▶ The problem: Determine how many lines in these records hold "data". Only the number is wanted.

──────── Records for this exercise

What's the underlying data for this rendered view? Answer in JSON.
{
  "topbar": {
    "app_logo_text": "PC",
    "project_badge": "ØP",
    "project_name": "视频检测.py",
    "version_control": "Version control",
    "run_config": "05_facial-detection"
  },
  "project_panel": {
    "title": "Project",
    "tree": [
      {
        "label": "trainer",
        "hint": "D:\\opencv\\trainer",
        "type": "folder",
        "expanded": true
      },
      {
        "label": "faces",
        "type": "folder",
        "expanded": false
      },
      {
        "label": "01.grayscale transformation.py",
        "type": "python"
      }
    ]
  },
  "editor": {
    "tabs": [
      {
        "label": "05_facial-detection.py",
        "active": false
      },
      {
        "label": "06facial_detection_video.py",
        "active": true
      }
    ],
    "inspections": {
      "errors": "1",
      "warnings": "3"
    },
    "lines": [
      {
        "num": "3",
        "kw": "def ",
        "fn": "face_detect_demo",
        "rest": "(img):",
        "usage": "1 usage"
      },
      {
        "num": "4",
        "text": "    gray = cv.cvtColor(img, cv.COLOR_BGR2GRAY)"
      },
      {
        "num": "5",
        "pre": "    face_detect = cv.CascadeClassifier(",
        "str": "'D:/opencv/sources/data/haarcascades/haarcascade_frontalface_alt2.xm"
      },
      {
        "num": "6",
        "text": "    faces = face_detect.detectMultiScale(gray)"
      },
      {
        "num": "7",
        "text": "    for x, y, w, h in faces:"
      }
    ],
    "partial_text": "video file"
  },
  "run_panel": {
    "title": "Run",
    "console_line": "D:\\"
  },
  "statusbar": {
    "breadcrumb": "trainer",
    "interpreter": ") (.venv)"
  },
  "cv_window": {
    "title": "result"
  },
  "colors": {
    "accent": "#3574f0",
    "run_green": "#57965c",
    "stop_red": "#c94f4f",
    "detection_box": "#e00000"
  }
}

────────────────

▶ Exercise solution: 2